**What you will do:** State the number of lines in these records that include the word "client", and add nothing to it.

**The records:**
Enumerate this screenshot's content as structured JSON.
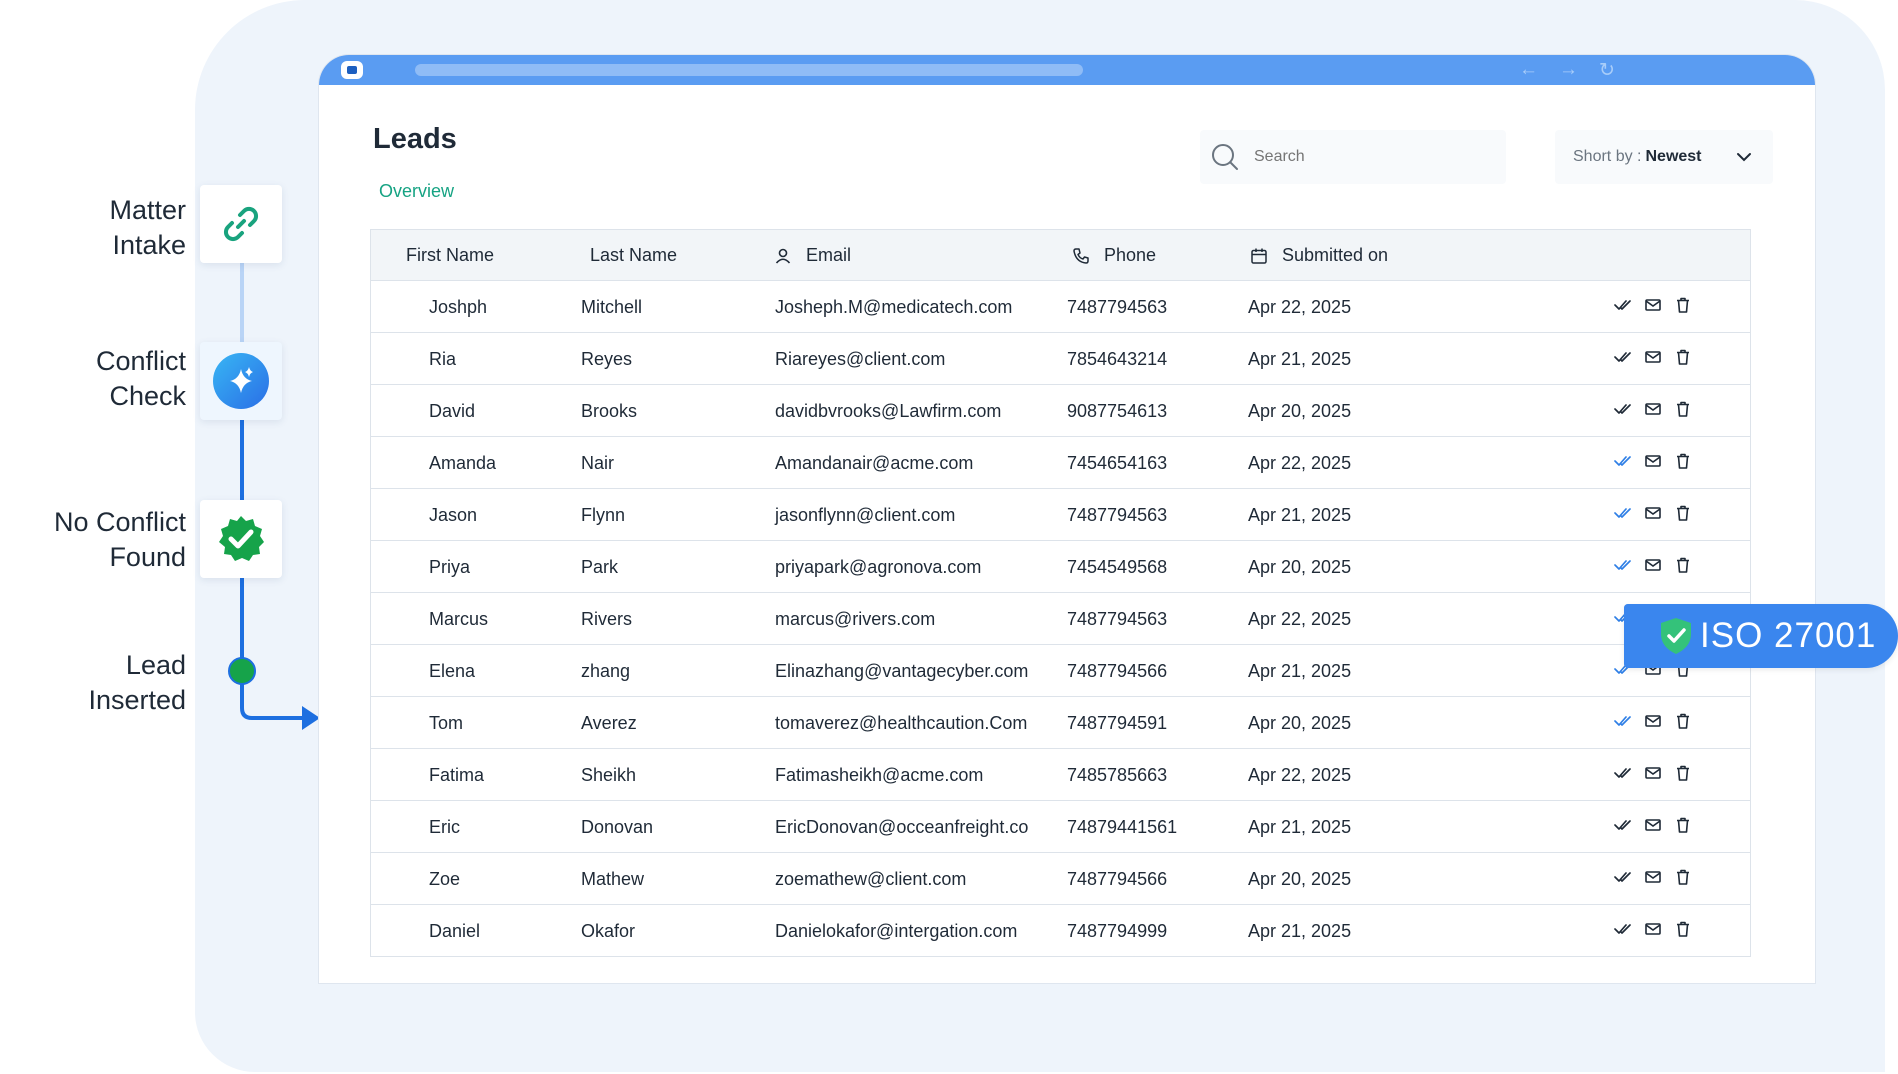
{
  "workflow": {
    "steps": [
      {
        "line1": "Matter",
        "line2": "Intake",
        "icon": "link-icon"
      },
      {
        "line1": "Conflict",
        "line2": "Check",
        "icon": "sparkle-icon"
      },
      {
        "line1": "No Conflict",
        "line2": "Found",
        "icon": "check-badge-icon"
      },
      {
        "line1": "Lead",
        "line2": "Inserted",
        "icon": "dot-icon"
      }
    ],
    "colors": {
      "line": "#1d6fe0",
      "line_light": "#b9d4f6",
      "green": "#16a34a",
      "teal": "#19a37e"
    }
  },
  "page": {
    "title": "Leads",
    "overview": "Overview",
    "search_placeholder": "Search",
    "sort_label": "Short by :",
    "sort_value": "Newest"
  },
  "table": {
    "headers": {
      "first_name": "First Name",
      "last_name": "Last Name",
      "email": "Email",
      "phone": "Phone",
      "submitted_on": "Submitted on"
    },
    "rows": [
      {
        "first": "Joshph",
        "last": "Mitchell",
        "email": "Josheph.M@medicatech.com",
        "phone": "7487794563",
        "date": "Apr 22, 2025",
        "verified": false
      },
      {
        "first": "Ria",
        "last": "Reyes",
        "email": "Riareyes@client.com",
        "phone": "7854643214",
        "date": "Apr 21, 2025",
        "verified": false
      },
      {
        "first": "David",
        "last": "Brooks",
        "email": "davidbvrooks@Lawfirm.com",
        "phone": "9087754613",
        "date": "Apr 20, 2025",
        "verified": false
      },
      {
        "first": "Amanda",
        "last": "Nair",
        "email": "Amandanair@acme.com",
        "phone": "7454654163",
        "date": "Apr 22, 2025",
        "verified": true
      },
      {
        "first": "Jason",
        "last": "Flynn",
        "email": "jasonflynn@client.com",
        "phone": "7487794563",
        "date": "Apr 21, 2025",
        "verified": true
      },
      {
        "first": "Priya",
        "last": "Park",
        "email": "priyapark@agronova.com",
        "phone": "7454549568",
        "date": "Apr 20, 2025",
        "verified": true
      },
      {
        "first": "Marcus",
        "last": "Rivers",
        "email": "marcus@rivers.com",
        "phone": "7487794563",
        "date": "Apr 22, 2025",
        "verified": true
      },
      {
        "first": "Elena",
        "last": "zhang",
        "email": "Elinazhang@vantagecyber.com",
        "phone": "7487794566",
        "date": "Apr 21, 2025",
        "verified": true
      },
      {
        "first": "Tom",
        "last": "Averez",
        "email": "tomaverez@healthcaution.Com",
        "phone": "7487794591",
        "date": "Apr 20, 2025",
        "verified": true
      },
      {
        "first": "Fatima",
        "last": "Sheikh",
        "email": "Fatimasheikh@acme.com",
        "phone": "7485785663",
        "date": "Apr 22, 2025",
        "verified": false
      },
      {
        "first": "Eric",
        "last": "Donovan",
        "email": "EricDonovan@occeanfreight.co",
        "phone": "74879441561",
        "date": "Apr 21, 2025",
        "verified": false
      },
      {
        "first": "Zoe",
        "last": "Mathew",
        "email": "zoemathew@client.com",
        "phone": "7487794566",
        "date": "Apr 20, 2025",
        "verified": false
      },
      {
        "first": "Daniel",
        "last": "Okafor",
        "email": "Danielokafor@intergation.com",
        "phone": "7487794999",
        "date": "Apr 21, 2025",
        "verified": false
      }
    ],
    "action_icons": [
      "double-check-icon",
      "mail-icon",
      "trash-icon"
    ],
    "colors": {
      "verified": "#2f7fe6",
      "unverified": "#1f2a37"
    }
  },
  "badge": {
    "text": "ISO 27001",
    "icon": "shield-check-icon",
    "color": "#3a86ee"
  }
}
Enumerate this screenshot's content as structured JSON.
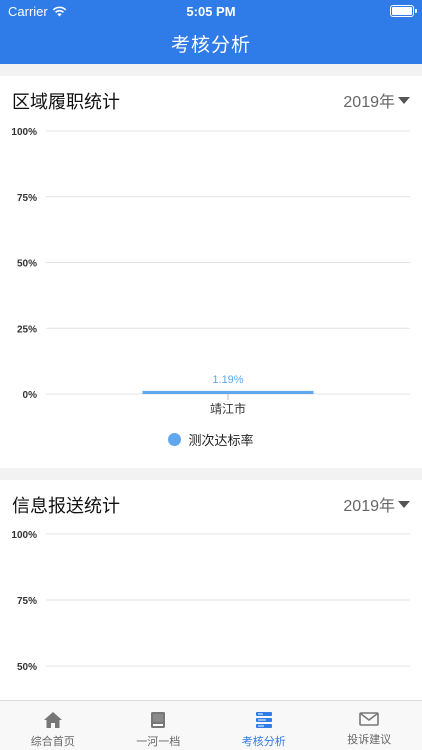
{
  "status": {
    "carrier": "Carrier",
    "time": "5:05 PM"
  },
  "nav": {
    "title": "考核分析"
  },
  "colors": {
    "primary": "#2f7be8",
    "series": "#5fa8f0"
  },
  "section1": {
    "title": "区域履职统计",
    "year": "2019年",
    "legend": "测次达标率"
  },
  "section2": {
    "title": "信息报送统计",
    "year": "2019年"
  },
  "chart_data": [
    {
      "type": "bar",
      "categories": [
        "靖江市"
      ],
      "series": [
        {
          "name": "测次达标率",
          "values": [
            1.19
          ]
        }
      ],
      "data_labels": [
        "1.19%"
      ],
      "yticks": [
        "0%",
        "25%",
        "50%",
        "75%",
        "100%"
      ],
      "ylim": [
        0,
        100
      ],
      "grid": true,
      "legend": "bottom"
    },
    {
      "type": "bar",
      "categories": [],
      "series": [],
      "yticks": [
        "50%",
        "75%",
        "100%"
      ],
      "ylim": [
        0,
        100
      ],
      "grid": true
    }
  ],
  "tabs": [
    {
      "label": "综合首页",
      "icon": "home-icon",
      "active": false
    },
    {
      "label": "一河一档",
      "icon": "book-icon",
      "active": false
    },
    {
      "label": "考核分析",
      "icon": "analysis-icon",
      "active": true
    },
    {
      "label": "投诉建议",
      "icon": "mail-icon",
      "active": false
    }
  ]
}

**Task solution:** 3